_Set task:_
Type out every line below exactly as it reads.

_Data provided:_
* * * * * * *

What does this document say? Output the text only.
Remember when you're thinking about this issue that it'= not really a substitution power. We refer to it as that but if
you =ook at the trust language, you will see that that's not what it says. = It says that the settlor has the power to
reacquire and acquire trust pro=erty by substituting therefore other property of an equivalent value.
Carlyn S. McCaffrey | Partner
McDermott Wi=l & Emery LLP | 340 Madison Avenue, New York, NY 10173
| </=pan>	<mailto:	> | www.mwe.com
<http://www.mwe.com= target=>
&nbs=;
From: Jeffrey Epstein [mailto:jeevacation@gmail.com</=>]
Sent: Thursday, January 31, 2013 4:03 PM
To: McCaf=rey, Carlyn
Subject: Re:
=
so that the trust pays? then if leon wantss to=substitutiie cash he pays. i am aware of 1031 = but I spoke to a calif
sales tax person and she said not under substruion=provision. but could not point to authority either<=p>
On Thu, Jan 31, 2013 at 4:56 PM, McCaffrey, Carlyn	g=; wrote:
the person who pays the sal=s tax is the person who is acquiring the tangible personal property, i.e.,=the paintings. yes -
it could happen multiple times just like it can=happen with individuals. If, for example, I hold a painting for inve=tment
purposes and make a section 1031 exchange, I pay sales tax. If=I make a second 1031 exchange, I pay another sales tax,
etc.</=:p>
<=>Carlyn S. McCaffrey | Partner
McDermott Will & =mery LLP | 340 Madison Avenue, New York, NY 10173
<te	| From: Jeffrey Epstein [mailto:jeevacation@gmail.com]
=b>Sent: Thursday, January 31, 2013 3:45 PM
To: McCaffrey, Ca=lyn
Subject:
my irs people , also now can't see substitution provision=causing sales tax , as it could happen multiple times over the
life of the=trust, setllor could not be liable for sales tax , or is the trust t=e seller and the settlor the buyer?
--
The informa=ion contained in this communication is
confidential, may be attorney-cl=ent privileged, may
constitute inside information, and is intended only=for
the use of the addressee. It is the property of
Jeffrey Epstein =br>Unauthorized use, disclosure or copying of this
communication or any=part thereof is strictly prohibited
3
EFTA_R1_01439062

* * * * * * *

_Answer to the exercise:_
What does this document say? Output the text only.
Remember when you're thinking about this issue that it'= not really a substitution power. We refer to it as that but if
you =ook at the trust language, you will see that that's not what it says. = It says that the settlor has the power to
reacquire and acquire trust pro=erty by substituting therefore other property of an equivalent value.
Carlyn S. McCaffrey | Partner
McDermott Wi=l & Emery LLP | 340 Madison Avenue, New York, NY 10173
| </=pan>	<mailto:	> | www.mwe.com
<http://www.mwe.com= target=>
&nbs=;
From: Jeffrey Epstein [mailto:jeevacation@gmail.com</=>]
Sent: Thursday, January 31, 2013 4:03 PM
To: McCaf=rey, Carlyn
Subject: Re:
=
so that the trust pays? then if leon wantss to=substitutiie cash he pays. i am aware of 1031 = but I spoke to a calif
sales tax person and she said not under substruion=provision. but could not point to authority either<=p>
On Thu, Jan 31, 2013 at 4:56 PM, McCaffrey, Carlyn	g=; wrote:
the person who pays the sal=s tax is the person who is acquiring the tangible personal property, i.e.,=the paintings. yes -
it could happen multiple times just like it can=happen with individuals. If, for example, I hold a painting for inve=tment
purposes and make a section 1031 exchange, I pay sales tax. If=I make a second 1031 exchange, I pay another sales tax,
etc.</=:p>
<=>Carlyn S. McCaffrey | Partner
McDermott Will & =mery LLP | 340 Madison Avenue, New York, NY 10173
<te	| From: Jeffrey Epstein [mailto:jeevacation@gmail.com]
=b>Sent: Thursday, January 31, 2013 3:45 PM
To: McCaffrey, Ca=lyn
Subject:
my irs people , also now can't see substitution provision=causing sales tax , as it could happen multiple times over the
life of the=trust, setllor could not be liable for sales tax , or is the trust t=e seller and the settlor the buyer?
--
The informa=ion contained in this communication is
confidential, may be attorney-cl=ent privileged, may
constitute inside information, and is intended only=for
the use of the addressee. It is the property of
Jeffrey Epstein =br>Unauthorized use, disclosure or copying of this
communication or any=part thereof is strictly prohibited
3
EFTA_R1_01439062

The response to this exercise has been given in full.